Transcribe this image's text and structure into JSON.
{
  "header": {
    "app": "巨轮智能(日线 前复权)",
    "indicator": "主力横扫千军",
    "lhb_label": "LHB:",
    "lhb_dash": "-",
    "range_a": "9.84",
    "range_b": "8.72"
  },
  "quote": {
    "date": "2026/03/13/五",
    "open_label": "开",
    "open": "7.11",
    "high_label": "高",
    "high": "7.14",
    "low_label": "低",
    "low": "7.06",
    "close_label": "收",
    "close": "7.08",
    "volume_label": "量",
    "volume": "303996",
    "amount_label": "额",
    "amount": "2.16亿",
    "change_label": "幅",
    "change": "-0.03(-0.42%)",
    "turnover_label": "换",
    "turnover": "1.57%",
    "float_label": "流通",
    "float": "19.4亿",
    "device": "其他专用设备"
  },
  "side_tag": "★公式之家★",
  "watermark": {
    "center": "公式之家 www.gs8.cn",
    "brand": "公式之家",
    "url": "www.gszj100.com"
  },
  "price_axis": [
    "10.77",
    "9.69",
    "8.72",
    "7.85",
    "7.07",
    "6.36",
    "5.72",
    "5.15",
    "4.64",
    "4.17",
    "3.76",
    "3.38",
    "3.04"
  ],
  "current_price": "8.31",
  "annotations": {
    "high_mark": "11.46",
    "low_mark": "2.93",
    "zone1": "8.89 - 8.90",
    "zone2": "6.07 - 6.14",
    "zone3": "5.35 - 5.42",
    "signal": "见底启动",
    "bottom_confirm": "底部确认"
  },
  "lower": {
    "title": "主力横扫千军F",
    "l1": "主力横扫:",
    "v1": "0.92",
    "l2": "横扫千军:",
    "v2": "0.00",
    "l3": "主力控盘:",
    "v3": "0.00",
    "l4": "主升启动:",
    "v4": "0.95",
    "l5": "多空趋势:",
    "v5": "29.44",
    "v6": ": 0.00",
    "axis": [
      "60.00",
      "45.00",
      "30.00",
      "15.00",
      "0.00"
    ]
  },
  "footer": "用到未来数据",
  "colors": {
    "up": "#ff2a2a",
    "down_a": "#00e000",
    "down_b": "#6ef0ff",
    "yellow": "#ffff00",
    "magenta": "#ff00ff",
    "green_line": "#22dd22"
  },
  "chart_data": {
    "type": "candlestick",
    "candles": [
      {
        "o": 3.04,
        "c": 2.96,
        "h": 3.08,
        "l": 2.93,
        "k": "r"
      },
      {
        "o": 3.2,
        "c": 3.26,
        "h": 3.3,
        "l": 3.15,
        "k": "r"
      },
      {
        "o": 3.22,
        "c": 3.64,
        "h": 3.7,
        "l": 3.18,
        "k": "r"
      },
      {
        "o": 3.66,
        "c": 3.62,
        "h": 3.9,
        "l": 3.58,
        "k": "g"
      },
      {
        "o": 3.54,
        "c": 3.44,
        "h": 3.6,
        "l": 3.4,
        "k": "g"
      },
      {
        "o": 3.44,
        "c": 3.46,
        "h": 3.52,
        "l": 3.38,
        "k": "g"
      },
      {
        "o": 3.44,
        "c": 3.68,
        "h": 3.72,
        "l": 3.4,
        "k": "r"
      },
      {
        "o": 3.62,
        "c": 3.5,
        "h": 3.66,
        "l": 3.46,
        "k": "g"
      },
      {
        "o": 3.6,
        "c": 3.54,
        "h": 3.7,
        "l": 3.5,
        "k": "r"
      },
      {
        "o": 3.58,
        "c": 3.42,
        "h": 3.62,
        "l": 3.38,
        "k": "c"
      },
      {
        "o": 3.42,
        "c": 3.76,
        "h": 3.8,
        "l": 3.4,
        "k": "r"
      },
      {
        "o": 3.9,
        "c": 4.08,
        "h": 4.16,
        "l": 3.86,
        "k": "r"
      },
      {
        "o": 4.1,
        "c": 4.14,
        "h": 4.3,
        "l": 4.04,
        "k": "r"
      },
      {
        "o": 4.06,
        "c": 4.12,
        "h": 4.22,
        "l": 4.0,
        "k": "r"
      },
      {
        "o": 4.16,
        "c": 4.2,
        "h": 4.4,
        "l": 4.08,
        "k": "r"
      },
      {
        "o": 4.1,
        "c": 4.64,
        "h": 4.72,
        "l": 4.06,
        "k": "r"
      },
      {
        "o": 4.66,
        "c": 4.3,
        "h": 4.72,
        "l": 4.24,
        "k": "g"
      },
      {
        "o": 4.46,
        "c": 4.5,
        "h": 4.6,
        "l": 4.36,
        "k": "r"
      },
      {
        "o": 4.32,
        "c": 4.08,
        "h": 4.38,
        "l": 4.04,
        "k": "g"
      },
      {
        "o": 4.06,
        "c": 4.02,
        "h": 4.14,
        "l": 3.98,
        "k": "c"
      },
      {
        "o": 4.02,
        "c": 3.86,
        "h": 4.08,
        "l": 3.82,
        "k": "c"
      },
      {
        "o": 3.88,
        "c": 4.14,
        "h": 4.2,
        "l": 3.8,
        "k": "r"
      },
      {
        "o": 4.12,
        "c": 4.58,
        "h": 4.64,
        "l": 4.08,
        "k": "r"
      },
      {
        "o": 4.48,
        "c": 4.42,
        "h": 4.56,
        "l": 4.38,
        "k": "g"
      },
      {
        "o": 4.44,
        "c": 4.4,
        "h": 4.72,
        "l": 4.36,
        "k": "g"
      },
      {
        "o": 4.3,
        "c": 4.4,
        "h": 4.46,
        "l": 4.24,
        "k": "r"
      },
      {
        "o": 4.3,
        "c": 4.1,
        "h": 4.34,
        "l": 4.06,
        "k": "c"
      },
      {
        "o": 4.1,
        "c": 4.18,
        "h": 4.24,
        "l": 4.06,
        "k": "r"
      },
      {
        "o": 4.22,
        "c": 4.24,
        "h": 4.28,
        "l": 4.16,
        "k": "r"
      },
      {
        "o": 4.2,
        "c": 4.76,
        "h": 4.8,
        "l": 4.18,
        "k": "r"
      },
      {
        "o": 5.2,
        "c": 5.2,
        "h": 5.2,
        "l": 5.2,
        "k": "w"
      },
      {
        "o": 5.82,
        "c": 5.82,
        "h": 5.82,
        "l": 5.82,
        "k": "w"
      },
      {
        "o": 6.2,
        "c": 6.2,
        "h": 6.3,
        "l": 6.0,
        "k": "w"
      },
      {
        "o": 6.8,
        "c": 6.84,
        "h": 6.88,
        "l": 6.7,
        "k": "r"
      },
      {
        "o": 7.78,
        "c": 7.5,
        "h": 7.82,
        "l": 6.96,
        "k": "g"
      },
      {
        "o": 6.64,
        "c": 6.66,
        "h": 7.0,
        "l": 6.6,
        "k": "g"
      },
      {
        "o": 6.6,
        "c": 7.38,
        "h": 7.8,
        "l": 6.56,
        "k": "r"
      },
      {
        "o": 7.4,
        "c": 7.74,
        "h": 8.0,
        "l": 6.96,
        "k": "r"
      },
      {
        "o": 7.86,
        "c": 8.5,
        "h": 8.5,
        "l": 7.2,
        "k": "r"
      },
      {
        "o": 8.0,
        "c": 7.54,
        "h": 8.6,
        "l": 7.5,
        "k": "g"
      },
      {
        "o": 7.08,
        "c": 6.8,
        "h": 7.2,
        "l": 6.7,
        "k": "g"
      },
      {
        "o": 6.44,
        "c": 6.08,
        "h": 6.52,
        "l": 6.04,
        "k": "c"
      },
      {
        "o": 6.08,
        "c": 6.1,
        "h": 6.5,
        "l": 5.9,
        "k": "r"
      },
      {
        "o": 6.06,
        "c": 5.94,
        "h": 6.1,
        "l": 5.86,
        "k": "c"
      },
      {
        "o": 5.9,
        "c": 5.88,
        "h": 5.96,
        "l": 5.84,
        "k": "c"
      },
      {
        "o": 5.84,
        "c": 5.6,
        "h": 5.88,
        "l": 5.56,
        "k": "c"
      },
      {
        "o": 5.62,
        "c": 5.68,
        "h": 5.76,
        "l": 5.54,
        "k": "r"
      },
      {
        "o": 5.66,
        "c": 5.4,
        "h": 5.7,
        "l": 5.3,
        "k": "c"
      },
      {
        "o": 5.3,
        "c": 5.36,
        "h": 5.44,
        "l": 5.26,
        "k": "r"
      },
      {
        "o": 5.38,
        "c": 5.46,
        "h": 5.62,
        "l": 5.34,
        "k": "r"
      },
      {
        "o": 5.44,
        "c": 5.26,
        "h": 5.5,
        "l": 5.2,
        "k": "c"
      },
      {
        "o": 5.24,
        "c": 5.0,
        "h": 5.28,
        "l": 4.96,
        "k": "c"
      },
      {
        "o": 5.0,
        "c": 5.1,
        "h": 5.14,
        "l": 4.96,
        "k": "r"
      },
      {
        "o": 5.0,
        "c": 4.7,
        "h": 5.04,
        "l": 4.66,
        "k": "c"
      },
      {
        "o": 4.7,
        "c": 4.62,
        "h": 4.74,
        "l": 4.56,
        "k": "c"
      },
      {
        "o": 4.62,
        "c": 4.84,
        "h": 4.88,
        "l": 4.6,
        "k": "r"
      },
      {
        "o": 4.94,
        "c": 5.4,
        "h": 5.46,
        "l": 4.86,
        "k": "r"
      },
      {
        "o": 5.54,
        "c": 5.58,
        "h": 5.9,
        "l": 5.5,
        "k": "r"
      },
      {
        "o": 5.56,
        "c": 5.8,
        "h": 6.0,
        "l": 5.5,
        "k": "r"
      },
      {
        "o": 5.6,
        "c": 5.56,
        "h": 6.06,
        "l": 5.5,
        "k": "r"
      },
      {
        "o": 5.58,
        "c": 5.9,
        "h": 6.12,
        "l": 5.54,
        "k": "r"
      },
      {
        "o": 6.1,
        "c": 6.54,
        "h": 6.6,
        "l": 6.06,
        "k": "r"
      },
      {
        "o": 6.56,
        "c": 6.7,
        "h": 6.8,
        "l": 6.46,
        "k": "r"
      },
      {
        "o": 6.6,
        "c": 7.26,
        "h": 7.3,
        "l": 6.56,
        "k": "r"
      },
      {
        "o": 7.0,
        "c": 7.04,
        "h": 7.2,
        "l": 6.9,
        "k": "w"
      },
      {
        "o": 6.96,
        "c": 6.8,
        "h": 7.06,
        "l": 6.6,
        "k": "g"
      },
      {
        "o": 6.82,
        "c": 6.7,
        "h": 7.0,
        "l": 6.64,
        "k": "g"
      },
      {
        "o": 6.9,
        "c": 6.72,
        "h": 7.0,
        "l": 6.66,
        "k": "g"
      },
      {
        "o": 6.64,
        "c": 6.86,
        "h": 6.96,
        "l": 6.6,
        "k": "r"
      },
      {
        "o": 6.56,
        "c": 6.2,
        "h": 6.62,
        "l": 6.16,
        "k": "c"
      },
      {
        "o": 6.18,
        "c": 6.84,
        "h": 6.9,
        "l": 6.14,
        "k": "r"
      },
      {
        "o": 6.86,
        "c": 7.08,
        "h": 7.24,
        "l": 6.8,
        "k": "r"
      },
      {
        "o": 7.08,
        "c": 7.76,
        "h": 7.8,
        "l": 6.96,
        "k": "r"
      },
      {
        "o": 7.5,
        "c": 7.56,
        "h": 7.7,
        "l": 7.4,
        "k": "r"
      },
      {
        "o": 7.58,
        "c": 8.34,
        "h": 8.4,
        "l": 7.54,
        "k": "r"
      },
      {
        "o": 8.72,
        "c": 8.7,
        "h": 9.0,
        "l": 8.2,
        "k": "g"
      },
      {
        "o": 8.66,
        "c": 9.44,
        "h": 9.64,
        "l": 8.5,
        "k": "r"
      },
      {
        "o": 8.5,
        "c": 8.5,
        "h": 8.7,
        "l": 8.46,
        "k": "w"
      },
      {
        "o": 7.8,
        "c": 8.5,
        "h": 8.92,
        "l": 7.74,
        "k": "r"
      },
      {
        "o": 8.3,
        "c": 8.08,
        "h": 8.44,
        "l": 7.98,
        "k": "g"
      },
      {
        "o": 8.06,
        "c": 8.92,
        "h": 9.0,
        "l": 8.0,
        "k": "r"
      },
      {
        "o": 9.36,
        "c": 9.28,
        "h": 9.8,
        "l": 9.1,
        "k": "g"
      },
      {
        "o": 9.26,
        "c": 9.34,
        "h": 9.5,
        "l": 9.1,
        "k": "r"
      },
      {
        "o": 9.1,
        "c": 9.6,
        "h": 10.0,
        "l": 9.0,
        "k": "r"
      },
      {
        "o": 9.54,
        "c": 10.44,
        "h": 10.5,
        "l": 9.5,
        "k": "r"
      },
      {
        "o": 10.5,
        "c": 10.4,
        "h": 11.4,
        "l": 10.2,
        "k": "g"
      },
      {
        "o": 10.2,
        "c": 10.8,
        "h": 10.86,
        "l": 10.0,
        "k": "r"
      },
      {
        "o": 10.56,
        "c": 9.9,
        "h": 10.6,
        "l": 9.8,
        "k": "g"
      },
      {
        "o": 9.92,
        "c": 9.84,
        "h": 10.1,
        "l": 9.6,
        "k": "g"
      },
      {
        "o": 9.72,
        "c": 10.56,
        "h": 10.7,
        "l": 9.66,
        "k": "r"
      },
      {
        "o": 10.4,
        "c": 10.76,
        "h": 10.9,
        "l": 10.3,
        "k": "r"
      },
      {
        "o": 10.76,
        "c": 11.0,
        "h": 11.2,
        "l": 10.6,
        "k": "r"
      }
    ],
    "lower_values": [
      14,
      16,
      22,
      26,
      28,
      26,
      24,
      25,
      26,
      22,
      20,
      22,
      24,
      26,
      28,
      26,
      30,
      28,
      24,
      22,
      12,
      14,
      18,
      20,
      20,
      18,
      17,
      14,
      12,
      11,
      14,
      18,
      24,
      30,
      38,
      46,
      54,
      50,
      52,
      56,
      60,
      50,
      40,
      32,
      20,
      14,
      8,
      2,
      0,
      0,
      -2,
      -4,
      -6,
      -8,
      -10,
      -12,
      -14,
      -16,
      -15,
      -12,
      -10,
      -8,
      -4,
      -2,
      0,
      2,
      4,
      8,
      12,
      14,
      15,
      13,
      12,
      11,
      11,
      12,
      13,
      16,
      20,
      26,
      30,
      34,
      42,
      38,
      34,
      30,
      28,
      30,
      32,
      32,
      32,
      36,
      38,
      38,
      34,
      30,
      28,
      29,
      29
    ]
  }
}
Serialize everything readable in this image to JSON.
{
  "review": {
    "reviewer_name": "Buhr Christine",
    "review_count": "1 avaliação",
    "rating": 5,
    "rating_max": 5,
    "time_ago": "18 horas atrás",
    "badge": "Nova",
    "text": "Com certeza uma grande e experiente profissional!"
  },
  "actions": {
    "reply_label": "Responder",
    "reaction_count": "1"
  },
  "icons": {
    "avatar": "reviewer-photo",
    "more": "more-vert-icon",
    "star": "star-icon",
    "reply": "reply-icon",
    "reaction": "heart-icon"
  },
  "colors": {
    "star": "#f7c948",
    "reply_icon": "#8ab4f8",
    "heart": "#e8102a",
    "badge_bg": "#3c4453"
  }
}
····················
### To do
Pull out all lines of the data with the string "image".

### Output
Transcribe this image's text and structure into JSON.
Serialize everything readable in this image to JSON.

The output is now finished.